§ **Problem details**: Take every line from the data that has the word "Number" in it.

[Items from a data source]
═══

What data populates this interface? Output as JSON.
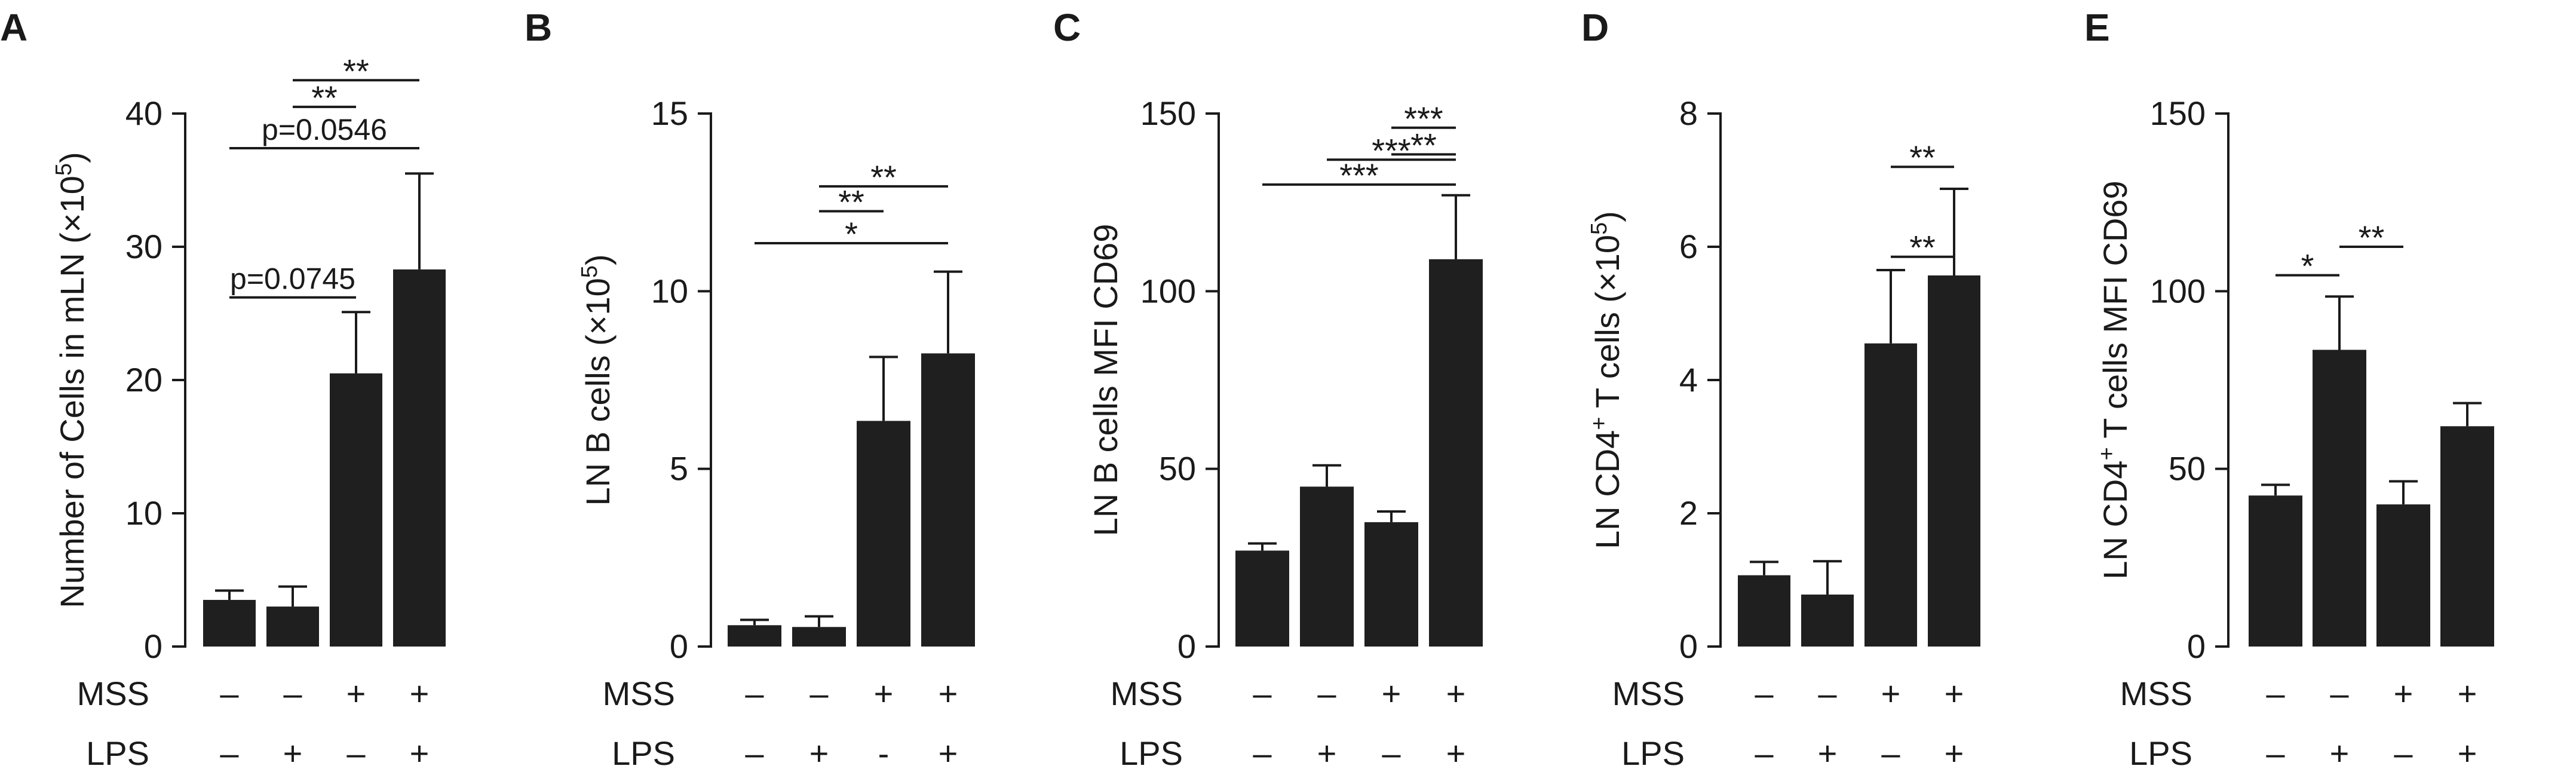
{
  "chart_data": [
    {
      "panel": "A",
      "type": "bar",
      "ylabel": "Number of Cells in mLN (×10⁵)",
      "ylabel_parts": [
        "Number of Cells in mLN (×10",
        "5",
        ")"
      ],
      "ylim": [
        0,
        40
      ],
      "yticks": [
        "0",
        "10",
        "20",
        "30",
        "40"
      ],
      "values": [
        3.5,
        3.0,
        20.5,
        28.3
      ],
      "errors": [
        0.7,
        1.5,
        4.6,
        7.2
      ],
      "mss": [
        "–",
        "–",
        "+",
        "+"
      ],
      "lps": [
        "–",
        "+",
        "–",
        "+"
      ],
      "comparisons": [
        {
          "from": 0,
          "to": 2,
          "label": "p=0.0745",
          "y": 26.2
        },
        {
          "from": 0,
          "to": 3,
          "label": "p=0.0546",
          "y": 37.4
        },
        {
          "from": 1,
          "to": 2,
          "label": "**",
          "y": 40.5
        },
        {
          "from": 1,
          "to": 3,
          "label": "**",
          "y": 42.5
        }
      ]
    },
    {
      "panel": "B",
      "type": "bar",
      "ylabel": "LN B cells (×10⁵)",
      "ylabel_parts": [
        "LN B cells (×10",
        "5",
        ")"
      ],
      "ylim": [
        0,
        15
      ],
      "yticks": [
        "0",
        "5",
        "10",
        "15"
      ],
      "values": [
        0.6,
        0.55,
        6.35,
        8.25
      ],
      "errors": [
        0.15,
        0.3,
        1.8,
        2.3
      ],
      "mss": [
        "–",
        "–",
        "+",
        "+"
      ],
      "lps": [
        "–",
        "+",
        "-",
        "+"
      ],
      "comparisons": [
        {
          "from": 0,
          "to": 3,
          "label": "*",
          "y": 11.35
        },
        {
          "from": 1,
          "to": 2,
          "label": "**",
          "y": 12.25
        },
        {
          "from": 1,
          "to": 3,
          "label": "**",
          "y": 12.95
        }
      ]
    },
    {
      "panel": "C",
      "type": "bar",
      "ylabel": "LN B cells MFI CD69",
      "ylim": [
        0,
        150
      ],
      "yticks": [
        "0",
        "50",
        "100",
        "150"
      ],
      "values": [
        27,
        45,
        35,
        109
      ],
      "errors": [
        2,
        6,
        3,
        18
      ],
      "mss": [
        "–",
        "–",
        "+",
        "+"
      ],
      "lps": [
        "–",
        "+",
        "–",
        "+"
      ],
      "comparisons": [
        {
          "from": 0,
          "to": 3,
          "label": "***",
          "y": 130
        },
        {
          "from": 1,
          "to": 3,
          "label": "***",
          "y": 137
        },
        {
          "from": 2,
          "to": 3,
          "label": "**",
          "y": 138.5
        },
        {
          "from": 2,
          "to": 3,
          "label": "***",
          "y": 146
        }
      ]
    },
    {
      "panel": "D",
      "type": "bar",
      "ylabel": "LN CD4⁺ T cells (×10⁵)",
      "ylabel_parts": [
        "LN CD4",
        "+",
        " T cells (×10",
        "5",
        ")"
      ],
      "ylim": [
        0,
        8
      ],
      "yticks": [
        "0",
        "2",
        "4",
        "6",
        "8"
      ],
      "values": [
        1.07,
        0.78,
        4.55,
        5.57
      ],
      "errors": [
        0.2,
        0.5,
        1.1,
        1.3
      ],
      "mss": [
        "–",
        "–",
        "+",
        "+"
      ],
      "lps": [
        "–",
        "+",
        "–",
        "+"
      ],
      "comparisons": [
        {
          "from": 2,
          "to": 3,
          "label": "**",
          "y": 5.85
        },
        {
          "from": 2,
          "to": 3,
          "label": "**",
          "y": 7.2
        }
      ]
    },
    {
      "panel": "E",
      "type": "bar",
      "ylabel": "LN CD4⁺ T cells MFI CD69",
      "ylabel_parts": [
        "LN CD4",
        "+",
        " T cells MFI CD69"
      ],
      "ylim": [
        0,
        150
      ],
      "yticks": [
        "0",
        "50",
        "100",
        "150"
      ],
      "values": [
        42.5,
        83.5,
        40,
        62
      ],
      "errors": [
        3,
        15,
        6.5,
        6.5
      ],
      "mss": [
        "–",
        "–",
        "+",
        "+"
      ],
      "lps": [
        "–",
        "+",
        "–",
        "+"
      ],
      "comparisons": [
        {
          "from": 0,
          "to": 1,
          "label": "*",
          "y": 104.5
        },
        {
          "from": 1,
          "to": 2,
          "label": "**",
          "y": 112.5
        }
      ]
    }
  ],
  "row_labels": {
    "mss": "MSS",
    "lps": "LPS"
  }
}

═══

§ **Result**:
      "ylabel": "Number of Cells in mLN (×10⁵)",
        "Number of Cells in mLN (×10",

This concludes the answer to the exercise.